> _Challenge_: Quote all lines below exactly. Images stay out.

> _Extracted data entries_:
━━━

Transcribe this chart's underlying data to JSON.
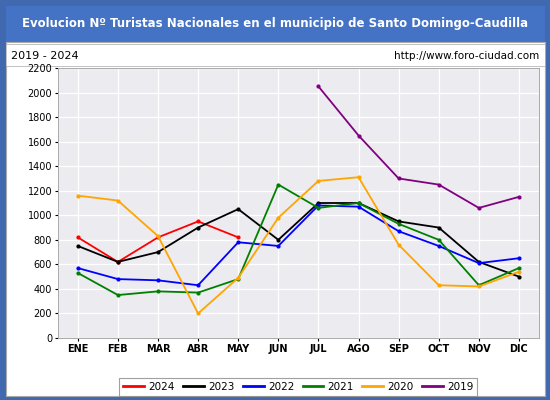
{
  "title": "Evolucion Nº Turistas Nacionales en el municipio de Santo Domingo-Caudilla",
  "subtitle_left": "2019 - 2024",
  "subtitle_right": "http://www.foro-ciudad.com",
  "title_bg": "#4472c4",
  "months": [
    "ENE",
    "FEB",
    "MAR",
    "ABR",
    "MAY",
    "JUN",
    "JUL",
    "AGO",
    "SEP",
    "OCT",
    "NOV",
    "DIC"
  ],
  "series": {
    "2024": {
      "color": "red",
      "data": [
        820,
        620,
        820,
        950,
        820,
        null,
        null,
        null,
        null,
        null,
        null,
        null
      ]
    },
    "2023": {
      "color": "black",
      "data": [
        750,
        620,
        700,
        900,
        1050,
        800,
        1100,
        1100,
        950,
        900,
        620,
        500
      ]
    },
    "2022": {
      "color": "blue",
      "data": [
        570,
        480,
        470,
        430,
        780,
        750,
        1080,
        1070,
        870,
        750,
        610,
        650
      ]
    },
    "2021": {
      "color": "green",
      "data": [
        530,
        350,
        380,
        370,
        480,
        1250,
        1060,
        1100,
        930,
        800,
        430,
        570
      ]
    },
    "2020": {
      "color": "orange",
      "data": [
        1160,
        1120,
        830,
        200,
        490,
        980,
        1280,
        1310,
        760,
        430,
        420,
        540
      ]
    },
    "2019": {
      "color": "purple",
      "data": [
        null,
        null,
        null,
        null,
        null,
        null,
        2050,
        1650,
        1300,
        1250,
        1060,
        1150
      ]
    }
  },
  "ylim": [
    0,
    2200
  ],
  "yticks": [
    0,
    200,
    400,
    600,
    800,
    1000,
    1200,
    1400,
    1600,
    1800,
    2000,
    2200
  ],
  "plot_bg": "#ebebf0",
  "grid_color": "white",
  "legend_order": [
    "2024",
    "2023",
    "2022",
    "2021",
    "2020",
    "2019"
  ],
  "outer_bg": "#4169b0"
}
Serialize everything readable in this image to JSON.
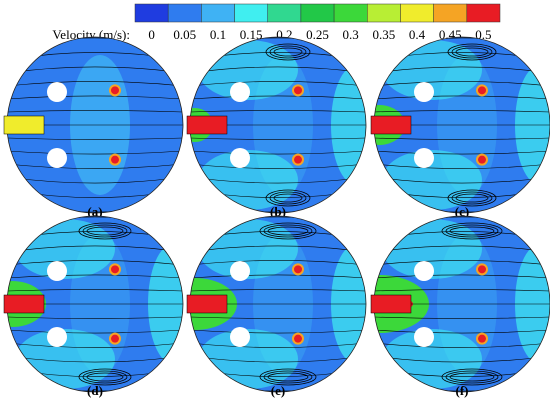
{
  "legend": {
    "title": "Velocity (m/s):",
    "labels": [
      "0",
      "0.05",
      "0.1",
      "0.15",
      "0.2",
      "0.25",
      "0.3",
      "0.35",
      "0.4",
      "0.45",
      "0.5"
    ],
    "colors": [
      "#1f3ce0",
      "#2f7cef",
      "#3fb2f4",
      "#40eef0",
      "#30d890",
      "#22c848",
      "#3cd83a",
      "#b8ee34",
      "#f0ec2c",
      "#f5a424",
      "#ee4c22",
      "#e81c24"
    ]
  },
  "panels": [
    {
      "label": "(a)"
    },
    {
      "label": "(b)"
    },
    {
      "label": "(c)"
    },
    {
      "label": "(d)"
    },
    {
      "label": "(e)"
    },
    {
      "label": "(f)"
    }
  ]
}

━━━

> _Exercise response_:
Transcribe this chart's underlying data to JSON.
{
  "title": "Evolucion Nº Turistas Nacionales en el municipio de Santo Domingo-Caudilla",
  "subtitle_left": "2019 - 2024",
  "subtitle_right": "http://www.foro-ciudad.com",
  "title_bg": "#4472c4",
  "months": [
    "ENE",
    "FEB",
    "MAR",
    "ABR",
    "MAY",
    "JUN",
    "JUL",
    "AGO",
    "SEP",
    "OCT",
    "NOV",
    "DIC"
  ],
  "series": {
    "2024": {
      "color": "red",
      "data": [
        820,
        620,
        820,
        950,
        820,
        null,
        null,
        null,
        null,
        null,
        null,
        null
      ]
    },
    "2023": {
      "color": "black",
      "data": [
        750,
        620,
        700,
        900,
        1050,
        800,
        1100,
        1100,
        950,
        900,
        620,
        500
      ]
    },
    "2022": {
      "color": "blue",
      "data": [
        570,
        480,
        470,
        430,
        780,
        750,
        1080,
        1070,
        870,
        750,
        610,
        650
      ]
    },
    "2021": {
      "color": "green",
      "data": [
        530,
        350,
        380,
        370,
        480,
        1250,
        1060,
        1100,
        930,
        800,
        430,
        570
      ]
    },
    "2020": {
      "color": "orange",
      "data": [
        1160,
        1120,
        830,
        200,
        490,
        980,
        1280,
        1310,
        760,
        430,
        420,
        540
      ]
    },
    "2019": {
      "color": "purple",
      "data": [
        null,
        null,
        null,
        null,
        null,
        null,
        2050,
        1650,
        1300,
        1250,
        1060,
        1150
      ]
    }
  },
  "ylim": [
    0,
    2200
  ],
  "yticks": [
    0,
    200,
    400,
    600,
    800,
    1000,
    1200,
    1400,
    1600,
    1800,
    2000,
    2200
  ],
  "plot_bg": "#ebebf0",
  "grid_color": "white",
  "legend_order": [
    "2024",
    "2023",
    "2022",
    "2021",
    "2020",
    "2019"
  ],
  "outer_bg": "#4169b0"
}
Serialize everything readable in this image to JSON.
{
  "legend": {
    "title": "Velocity (m/s):",
    "labels": [
      "0",
      "0.05",
      "0.1",
      "0.15",
      "0.2",
      "0.25",
      "0.3",
      "0.35",
      "0.4",
      "0.45",
      "0.5"
    ],
    "colors": [
      "#1f3ce0",
      "#2f7cef",
      "#3fb2f4",
      "#40eef0",
      "#30d890",
      "#22c848",
      "#3cd83a",
      "#b8ee34",
      "#f0ec2c",
      "#f5a424",
      "#ee4c22",
      "#e81c24"
    ]
  },
  "panels": [
    {
      "label": "(a)"
    },
    {
      "label": "(b)"
    },
    {
      "label": "(c)"
    },
    {
      "label": "(d)"
    },
    {
      "label": "(e)"
    },
    {
      "label": "(f)"
    }
  ]
}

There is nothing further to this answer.